# To do
Only a number is wanted: how many lines of the entries include the string "Sick"?
_ _ _
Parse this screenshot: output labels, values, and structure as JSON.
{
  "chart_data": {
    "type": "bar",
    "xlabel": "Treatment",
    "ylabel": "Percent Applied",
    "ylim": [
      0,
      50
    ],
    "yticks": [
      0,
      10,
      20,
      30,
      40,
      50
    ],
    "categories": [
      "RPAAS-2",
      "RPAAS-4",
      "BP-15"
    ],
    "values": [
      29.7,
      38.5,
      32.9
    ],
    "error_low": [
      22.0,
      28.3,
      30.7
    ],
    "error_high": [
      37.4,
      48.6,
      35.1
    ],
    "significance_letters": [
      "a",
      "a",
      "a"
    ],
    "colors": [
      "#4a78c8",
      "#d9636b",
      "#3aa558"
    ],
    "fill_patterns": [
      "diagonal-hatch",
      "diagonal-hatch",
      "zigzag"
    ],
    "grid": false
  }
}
_ _ _
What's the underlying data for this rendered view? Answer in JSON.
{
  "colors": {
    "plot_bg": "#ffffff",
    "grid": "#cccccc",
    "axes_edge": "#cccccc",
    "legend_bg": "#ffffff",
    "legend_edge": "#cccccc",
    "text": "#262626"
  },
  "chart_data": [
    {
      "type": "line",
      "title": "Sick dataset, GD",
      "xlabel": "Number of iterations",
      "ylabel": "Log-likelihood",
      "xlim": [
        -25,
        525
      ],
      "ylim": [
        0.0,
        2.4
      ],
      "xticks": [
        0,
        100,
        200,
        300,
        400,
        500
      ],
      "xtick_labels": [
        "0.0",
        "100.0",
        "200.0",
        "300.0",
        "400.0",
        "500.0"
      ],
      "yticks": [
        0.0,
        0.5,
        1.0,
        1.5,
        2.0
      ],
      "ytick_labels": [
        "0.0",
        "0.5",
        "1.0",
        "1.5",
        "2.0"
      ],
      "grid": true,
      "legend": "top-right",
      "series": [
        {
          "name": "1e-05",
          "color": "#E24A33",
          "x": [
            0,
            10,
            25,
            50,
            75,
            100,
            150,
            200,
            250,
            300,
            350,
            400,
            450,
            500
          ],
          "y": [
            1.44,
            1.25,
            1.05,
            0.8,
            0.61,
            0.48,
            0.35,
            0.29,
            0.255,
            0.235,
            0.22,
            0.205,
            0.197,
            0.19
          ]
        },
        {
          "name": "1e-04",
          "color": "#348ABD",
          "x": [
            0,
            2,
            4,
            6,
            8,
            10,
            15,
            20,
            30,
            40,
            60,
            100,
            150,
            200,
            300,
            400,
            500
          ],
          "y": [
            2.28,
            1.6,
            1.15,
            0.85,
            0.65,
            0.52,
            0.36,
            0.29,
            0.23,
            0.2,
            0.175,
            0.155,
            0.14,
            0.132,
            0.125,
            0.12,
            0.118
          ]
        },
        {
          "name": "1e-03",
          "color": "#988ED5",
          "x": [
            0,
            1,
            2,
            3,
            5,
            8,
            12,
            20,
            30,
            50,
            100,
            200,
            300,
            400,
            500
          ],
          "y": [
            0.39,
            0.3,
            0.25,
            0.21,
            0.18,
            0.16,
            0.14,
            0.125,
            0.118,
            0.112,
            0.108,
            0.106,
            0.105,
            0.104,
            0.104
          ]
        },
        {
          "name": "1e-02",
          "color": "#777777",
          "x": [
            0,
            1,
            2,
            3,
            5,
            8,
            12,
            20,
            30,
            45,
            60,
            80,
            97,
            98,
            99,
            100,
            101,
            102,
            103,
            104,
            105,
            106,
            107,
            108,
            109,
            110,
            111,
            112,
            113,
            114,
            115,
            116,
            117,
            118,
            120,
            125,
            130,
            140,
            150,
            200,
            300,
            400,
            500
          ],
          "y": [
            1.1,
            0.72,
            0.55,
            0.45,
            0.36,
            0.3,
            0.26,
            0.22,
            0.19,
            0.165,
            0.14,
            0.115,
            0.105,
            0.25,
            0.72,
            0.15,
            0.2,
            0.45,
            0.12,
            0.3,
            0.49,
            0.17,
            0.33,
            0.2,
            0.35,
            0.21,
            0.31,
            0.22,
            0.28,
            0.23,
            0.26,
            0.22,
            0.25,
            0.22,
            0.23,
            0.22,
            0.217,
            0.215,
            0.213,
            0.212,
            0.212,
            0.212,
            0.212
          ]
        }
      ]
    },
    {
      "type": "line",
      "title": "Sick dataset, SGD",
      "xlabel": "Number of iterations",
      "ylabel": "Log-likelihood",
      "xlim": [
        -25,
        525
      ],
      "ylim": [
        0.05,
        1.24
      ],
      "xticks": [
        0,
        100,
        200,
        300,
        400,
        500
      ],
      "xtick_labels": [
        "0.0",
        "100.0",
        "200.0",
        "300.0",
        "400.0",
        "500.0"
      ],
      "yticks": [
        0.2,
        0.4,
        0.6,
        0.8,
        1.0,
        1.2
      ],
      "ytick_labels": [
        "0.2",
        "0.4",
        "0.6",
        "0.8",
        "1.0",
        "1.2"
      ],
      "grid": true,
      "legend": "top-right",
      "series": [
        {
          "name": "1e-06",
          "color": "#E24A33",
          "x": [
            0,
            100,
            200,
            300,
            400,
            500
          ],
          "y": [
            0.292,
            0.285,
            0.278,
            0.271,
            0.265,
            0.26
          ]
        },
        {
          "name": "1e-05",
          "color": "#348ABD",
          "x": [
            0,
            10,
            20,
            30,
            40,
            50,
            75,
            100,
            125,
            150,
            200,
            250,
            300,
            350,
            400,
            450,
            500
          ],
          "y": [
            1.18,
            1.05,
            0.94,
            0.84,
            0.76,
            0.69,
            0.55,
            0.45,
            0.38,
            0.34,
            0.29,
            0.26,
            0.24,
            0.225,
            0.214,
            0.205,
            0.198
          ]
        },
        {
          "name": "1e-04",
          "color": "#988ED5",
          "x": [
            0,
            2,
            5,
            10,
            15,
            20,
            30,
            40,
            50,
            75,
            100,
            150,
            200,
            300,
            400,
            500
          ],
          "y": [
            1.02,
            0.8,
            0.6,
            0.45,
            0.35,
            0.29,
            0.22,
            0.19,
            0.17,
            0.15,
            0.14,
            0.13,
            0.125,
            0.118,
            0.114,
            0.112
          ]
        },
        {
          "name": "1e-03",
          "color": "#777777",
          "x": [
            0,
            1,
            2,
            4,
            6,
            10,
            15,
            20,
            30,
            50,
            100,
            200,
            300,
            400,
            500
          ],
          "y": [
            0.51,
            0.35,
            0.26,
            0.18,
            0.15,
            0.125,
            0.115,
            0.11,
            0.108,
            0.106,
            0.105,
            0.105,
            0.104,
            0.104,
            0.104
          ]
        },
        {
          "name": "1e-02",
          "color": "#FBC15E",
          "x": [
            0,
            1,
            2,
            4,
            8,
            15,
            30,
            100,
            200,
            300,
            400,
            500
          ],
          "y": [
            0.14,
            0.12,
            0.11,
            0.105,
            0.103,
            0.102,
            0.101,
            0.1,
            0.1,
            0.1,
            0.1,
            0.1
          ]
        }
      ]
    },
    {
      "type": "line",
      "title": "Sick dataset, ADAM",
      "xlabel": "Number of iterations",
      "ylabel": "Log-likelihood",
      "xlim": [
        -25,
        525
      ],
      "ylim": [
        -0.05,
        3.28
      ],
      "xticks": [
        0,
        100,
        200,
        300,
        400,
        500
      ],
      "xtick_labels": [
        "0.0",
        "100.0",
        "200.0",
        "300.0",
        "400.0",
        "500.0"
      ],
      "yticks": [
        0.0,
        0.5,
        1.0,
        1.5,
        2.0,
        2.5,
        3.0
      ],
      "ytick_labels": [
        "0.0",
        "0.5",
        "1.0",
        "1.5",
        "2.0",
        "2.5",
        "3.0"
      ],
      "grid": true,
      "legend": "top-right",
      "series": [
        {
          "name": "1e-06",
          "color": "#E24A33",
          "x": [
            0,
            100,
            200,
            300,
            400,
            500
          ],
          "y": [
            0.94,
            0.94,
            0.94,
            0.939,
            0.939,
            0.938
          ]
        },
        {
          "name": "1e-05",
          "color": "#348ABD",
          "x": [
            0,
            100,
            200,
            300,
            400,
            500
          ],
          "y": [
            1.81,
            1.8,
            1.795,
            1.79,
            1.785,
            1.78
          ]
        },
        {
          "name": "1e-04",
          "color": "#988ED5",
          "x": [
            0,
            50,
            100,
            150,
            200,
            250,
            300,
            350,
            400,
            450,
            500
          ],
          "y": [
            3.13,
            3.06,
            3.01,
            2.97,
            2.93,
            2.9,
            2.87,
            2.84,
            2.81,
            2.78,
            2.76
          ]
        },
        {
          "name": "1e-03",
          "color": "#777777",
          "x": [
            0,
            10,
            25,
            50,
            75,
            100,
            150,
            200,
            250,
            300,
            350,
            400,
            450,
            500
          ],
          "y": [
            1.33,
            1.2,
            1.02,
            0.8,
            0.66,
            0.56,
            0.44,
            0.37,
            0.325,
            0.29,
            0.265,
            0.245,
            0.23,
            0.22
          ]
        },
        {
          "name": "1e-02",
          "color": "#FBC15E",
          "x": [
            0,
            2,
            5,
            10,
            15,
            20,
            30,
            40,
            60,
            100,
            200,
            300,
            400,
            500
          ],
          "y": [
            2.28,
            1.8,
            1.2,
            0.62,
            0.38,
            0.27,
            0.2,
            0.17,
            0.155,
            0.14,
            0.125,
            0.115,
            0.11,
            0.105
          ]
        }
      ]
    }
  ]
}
_ _ _
# Exercise output
3